Gather all lines in the entries below that include the word "JSON".

____________

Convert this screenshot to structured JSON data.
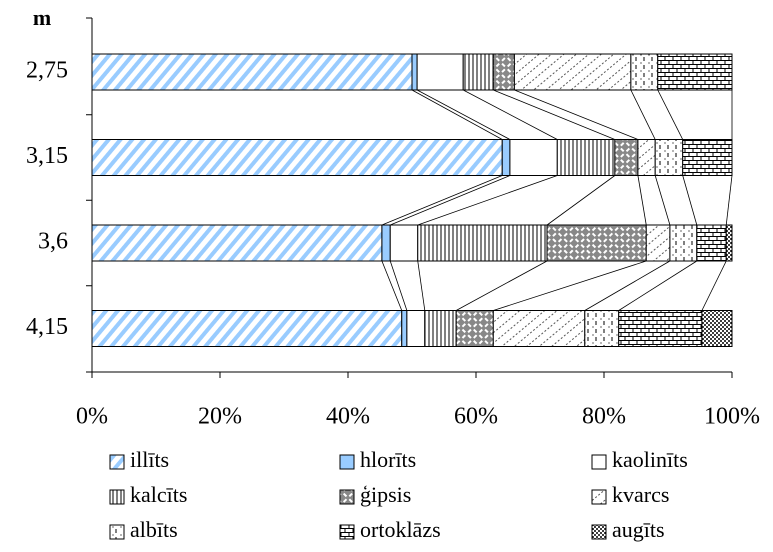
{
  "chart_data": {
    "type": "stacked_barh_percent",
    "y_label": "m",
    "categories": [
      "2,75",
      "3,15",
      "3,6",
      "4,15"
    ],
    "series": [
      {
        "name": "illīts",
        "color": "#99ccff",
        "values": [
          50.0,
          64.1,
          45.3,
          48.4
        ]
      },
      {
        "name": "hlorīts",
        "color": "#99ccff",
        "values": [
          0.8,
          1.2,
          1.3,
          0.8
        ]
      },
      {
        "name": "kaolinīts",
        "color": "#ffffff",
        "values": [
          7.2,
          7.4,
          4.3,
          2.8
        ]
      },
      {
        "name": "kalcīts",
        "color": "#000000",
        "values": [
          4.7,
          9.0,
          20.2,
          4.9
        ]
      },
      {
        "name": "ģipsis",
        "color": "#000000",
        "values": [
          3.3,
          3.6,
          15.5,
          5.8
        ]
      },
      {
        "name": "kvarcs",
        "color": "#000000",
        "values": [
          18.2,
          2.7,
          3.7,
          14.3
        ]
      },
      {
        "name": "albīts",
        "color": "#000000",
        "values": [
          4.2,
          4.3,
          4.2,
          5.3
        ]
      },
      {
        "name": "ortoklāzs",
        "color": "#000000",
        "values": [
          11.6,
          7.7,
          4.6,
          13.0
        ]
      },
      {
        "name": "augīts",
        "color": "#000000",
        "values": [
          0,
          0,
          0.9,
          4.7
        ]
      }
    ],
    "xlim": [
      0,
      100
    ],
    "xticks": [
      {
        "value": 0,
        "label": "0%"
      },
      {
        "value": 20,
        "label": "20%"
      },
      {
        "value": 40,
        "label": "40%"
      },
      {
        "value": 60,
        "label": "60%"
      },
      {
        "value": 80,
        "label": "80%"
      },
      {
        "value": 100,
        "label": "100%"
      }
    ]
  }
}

____________

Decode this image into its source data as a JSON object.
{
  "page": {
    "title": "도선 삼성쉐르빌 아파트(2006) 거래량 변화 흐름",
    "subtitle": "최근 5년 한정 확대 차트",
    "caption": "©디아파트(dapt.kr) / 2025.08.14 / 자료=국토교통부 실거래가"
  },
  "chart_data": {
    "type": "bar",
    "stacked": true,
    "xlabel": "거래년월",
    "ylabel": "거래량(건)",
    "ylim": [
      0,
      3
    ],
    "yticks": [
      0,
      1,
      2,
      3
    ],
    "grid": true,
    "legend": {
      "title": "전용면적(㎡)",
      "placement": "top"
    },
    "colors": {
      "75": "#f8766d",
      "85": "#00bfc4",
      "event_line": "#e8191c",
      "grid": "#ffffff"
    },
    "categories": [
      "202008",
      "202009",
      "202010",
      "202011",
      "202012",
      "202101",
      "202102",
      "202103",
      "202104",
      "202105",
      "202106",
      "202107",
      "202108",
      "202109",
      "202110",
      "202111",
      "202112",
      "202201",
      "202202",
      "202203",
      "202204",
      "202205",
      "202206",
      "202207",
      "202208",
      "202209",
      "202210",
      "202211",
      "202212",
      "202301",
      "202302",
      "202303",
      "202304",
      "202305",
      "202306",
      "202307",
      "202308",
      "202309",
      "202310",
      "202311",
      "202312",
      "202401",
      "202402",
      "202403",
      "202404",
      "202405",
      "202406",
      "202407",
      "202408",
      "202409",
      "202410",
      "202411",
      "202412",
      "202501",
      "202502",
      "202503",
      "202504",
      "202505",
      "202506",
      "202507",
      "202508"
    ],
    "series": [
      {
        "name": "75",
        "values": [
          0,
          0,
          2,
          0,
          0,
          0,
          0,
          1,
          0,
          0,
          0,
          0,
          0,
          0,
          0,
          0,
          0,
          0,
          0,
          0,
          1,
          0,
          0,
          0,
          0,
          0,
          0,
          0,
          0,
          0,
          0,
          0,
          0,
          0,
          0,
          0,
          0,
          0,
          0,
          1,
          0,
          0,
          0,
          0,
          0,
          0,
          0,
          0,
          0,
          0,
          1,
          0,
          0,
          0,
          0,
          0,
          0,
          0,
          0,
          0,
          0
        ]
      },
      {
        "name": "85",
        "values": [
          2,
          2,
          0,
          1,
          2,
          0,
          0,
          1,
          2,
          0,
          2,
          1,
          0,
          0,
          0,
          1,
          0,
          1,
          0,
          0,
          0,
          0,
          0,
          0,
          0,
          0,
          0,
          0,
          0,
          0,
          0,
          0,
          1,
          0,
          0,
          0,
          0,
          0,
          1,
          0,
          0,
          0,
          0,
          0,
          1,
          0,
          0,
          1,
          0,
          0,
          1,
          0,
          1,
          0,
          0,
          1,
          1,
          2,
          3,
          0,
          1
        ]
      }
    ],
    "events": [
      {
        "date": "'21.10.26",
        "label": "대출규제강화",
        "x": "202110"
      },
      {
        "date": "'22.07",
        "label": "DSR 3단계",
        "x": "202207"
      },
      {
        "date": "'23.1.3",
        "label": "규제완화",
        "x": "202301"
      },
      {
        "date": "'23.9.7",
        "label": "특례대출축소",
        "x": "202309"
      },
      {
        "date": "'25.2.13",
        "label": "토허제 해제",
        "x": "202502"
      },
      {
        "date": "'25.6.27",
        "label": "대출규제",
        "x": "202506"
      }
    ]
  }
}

____________

__Solution below__
Convert this screenshot to structured JSON data.
Decode this image into its source data as a JSON object.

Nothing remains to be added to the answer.